> _EXCERPT TO READ_:
▶

Software Types & Lifecycles: Developer Use, Custom Developments or Continuous Development?

stage-of-development-clipart-10The key defining characteristics of software is the software lifecycle. The lifecycle defines the type of software development in many ways and some of the most significant software ‘screw-ups’ and dissatisfaction can come from applying software development methodologies appropriate for one software lifecycle,  to a very different software lifecycle.  Best practice for one software lifecycle should not be assumed to be best practice for a different lifecycle.

Many software developers and businesses predominantly experience one lifecycle category, so are unaware just how different things are on the ‘other side’. This page looks at things how software changes vastly based on the lifecycle picture:

  • developer single use software
    • a developer writes software to either their own or an existing spec for the use case that they themselves will use the software or submit the software for making
    • lifecycle: all software development ends when developer is satisfied or after ‘acceptance tests’
    • examples: single use software, reporting software, exercises to learn software development, data analysis software, prototypes
    • methodology: ad hoc development
  • custom development project software
    • someone other than the developer(s) either suggested or commissioned the development of the software
    • software is written to a specification and will be complete once the specification is considered ‘met’, or acceptance tests pass
    • examples: IT department projects, some software product versions
  • Continuous development software
    • the development team design and develop software to meet a perceived need
    • lifecycle: development continues until software is ‘end of life’
    • example: agile product software / Software as a service
    • definition: software in continuous ongoing development
    • examples: products software with frequent updates, product web sites such as Amazon, Facebook etc
  • Spaning Lifecycles.
  • The impact of type/lifecycle on development
  • Conclusion (TL;DR): It is all about the Spec and The Tests.

Developer Single Use Software

Definition: The developer will be the main person to use the software. Once it ‘works’, the code may never need to changed. The Software will only be used when the developer is present, or through automated testing tools.

Lifecycle: The source code is usually no longer needed once the code is judged as complete. On occasions, this software can be ‘brought back from the dead’, but usually, only the developer even knew the software existed.

This is ever expanding area of software.  Just as typing was once performed by specialist typists, but now everyone can type, we are moving towards a world where everyone can program.

◀

> _ROWS_:

▶

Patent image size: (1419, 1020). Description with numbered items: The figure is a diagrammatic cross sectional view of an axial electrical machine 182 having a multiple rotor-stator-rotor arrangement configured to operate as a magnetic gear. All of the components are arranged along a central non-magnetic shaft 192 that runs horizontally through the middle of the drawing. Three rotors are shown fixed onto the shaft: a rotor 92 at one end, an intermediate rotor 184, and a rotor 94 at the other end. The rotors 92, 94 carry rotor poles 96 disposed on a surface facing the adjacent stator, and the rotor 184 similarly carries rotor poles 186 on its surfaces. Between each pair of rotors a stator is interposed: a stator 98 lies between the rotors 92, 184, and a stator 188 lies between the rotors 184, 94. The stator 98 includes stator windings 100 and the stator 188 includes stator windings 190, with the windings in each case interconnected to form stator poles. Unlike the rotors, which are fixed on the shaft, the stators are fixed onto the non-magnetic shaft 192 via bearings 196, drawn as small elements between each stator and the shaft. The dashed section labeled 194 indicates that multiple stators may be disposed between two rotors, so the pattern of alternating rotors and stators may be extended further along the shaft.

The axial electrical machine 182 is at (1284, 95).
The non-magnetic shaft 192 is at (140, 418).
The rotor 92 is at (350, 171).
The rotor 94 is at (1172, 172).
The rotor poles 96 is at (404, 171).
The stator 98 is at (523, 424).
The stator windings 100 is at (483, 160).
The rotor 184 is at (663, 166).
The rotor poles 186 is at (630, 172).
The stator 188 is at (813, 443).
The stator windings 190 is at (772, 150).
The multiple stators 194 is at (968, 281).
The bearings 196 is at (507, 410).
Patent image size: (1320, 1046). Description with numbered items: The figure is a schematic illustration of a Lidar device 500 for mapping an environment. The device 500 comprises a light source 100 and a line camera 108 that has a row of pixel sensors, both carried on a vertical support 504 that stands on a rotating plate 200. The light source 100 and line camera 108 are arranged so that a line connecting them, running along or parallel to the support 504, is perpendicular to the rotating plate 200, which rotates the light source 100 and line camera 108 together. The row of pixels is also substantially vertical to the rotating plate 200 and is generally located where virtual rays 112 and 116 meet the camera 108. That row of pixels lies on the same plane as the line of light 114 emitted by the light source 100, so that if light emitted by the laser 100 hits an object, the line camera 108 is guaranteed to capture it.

◀

> _PROBLEMS_:
[1] According to the page on software lifecycles, which methodology is given for developer single use software?
[2] List every example the page on software lifecycles gives for developer single use software.
[3] Please write out everything from "Lifecycle: The source" down to "the software existed." in the page on software lifecycles.

> _REPLIES_:
[1] Ad hoc development.

[2]
- single use software
- reporting software
- exercises to learn software development
- data analysis software
- prototypes

[3]
Lifecycle: The source code is usually no longer needed once the code is judged as complete. On occasions, this software can be ‘brought back from the dead’, but usually, only the developer even knew the software existed.